━━━ LISTING

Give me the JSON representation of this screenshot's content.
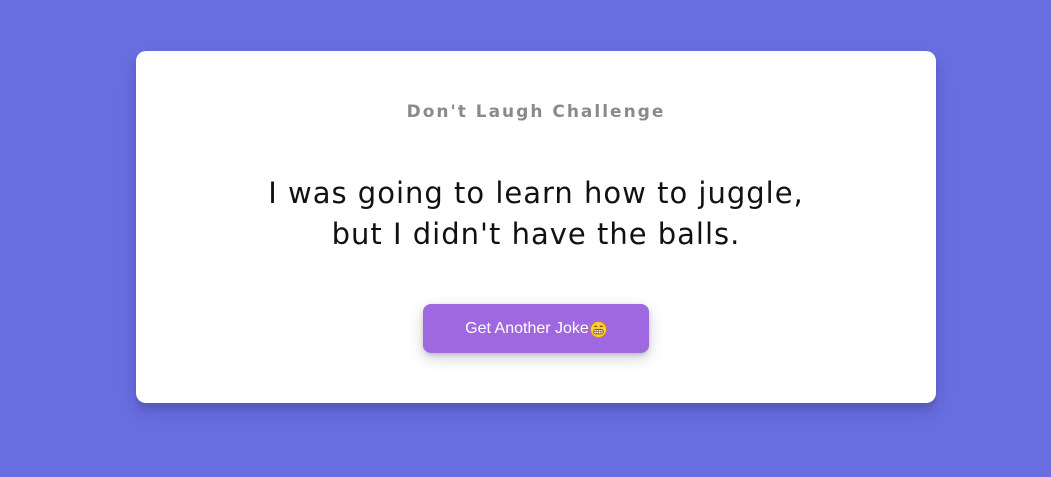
{
  "card": {
    "title": "Don't Laugh Challenge",
    "joke": "I was going to learn how to juggle, but I didn't have the balls.",
    "button_label": "Get Another Joke",
    "button_icon": "grinning-face-with-teeth-icon"
  },
  "colors": {
    "background": "#686de0",
    "card": "#ffffff",
    "title": "#8a8a8a",
    "joke_text": "#111111",
    "button": "#9f68e0",
    "button_text": "#ffffff",
    "emoji_face": "#ffcc33"
  }
}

━━━━━━

◆ WHAT IS ASKED ◆
In the data above, tally the lines holding "title" and answer with the figure only.

◆ RESULT ◆
2